**WORK TO COMPLETE**
Look through the data below. Collect every line where the word "this" occurs.
━━ MATERIAL SHOWN
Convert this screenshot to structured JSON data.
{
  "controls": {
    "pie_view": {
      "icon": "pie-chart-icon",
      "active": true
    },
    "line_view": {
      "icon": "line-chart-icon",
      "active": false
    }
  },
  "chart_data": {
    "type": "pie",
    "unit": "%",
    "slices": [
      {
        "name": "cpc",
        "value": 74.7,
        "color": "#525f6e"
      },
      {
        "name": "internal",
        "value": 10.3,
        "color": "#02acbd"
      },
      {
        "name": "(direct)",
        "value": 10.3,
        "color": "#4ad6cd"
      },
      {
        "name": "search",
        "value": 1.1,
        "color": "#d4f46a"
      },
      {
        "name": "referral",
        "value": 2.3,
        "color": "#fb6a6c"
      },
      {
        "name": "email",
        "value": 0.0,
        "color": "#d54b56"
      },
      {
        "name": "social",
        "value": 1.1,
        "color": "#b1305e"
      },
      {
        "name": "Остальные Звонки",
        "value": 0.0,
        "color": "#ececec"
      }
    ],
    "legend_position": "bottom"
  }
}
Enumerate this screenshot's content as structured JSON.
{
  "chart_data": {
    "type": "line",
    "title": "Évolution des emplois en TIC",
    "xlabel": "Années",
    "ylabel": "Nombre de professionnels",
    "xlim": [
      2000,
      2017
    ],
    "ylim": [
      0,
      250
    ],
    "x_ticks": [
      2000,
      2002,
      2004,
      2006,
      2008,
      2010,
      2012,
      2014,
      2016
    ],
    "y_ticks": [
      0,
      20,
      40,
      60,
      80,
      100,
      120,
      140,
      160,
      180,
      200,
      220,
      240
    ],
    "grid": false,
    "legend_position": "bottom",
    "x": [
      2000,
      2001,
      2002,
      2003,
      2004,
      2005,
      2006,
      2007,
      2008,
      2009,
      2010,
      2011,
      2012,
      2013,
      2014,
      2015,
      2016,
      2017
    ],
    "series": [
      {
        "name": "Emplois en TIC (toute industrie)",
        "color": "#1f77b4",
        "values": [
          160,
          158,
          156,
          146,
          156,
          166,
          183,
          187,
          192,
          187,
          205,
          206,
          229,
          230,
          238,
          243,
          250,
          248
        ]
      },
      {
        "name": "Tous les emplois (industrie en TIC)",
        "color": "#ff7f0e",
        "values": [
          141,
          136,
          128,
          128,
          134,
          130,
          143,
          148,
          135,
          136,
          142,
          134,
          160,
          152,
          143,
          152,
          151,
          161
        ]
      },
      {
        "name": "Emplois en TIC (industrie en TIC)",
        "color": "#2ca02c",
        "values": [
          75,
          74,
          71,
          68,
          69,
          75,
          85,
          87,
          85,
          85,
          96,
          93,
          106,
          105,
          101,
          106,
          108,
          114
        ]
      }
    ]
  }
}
━━━━
**TASK RESPONSE**
Convert this screenshot to structured JSON data.
Enumerate this screenshot's content as structured JSON.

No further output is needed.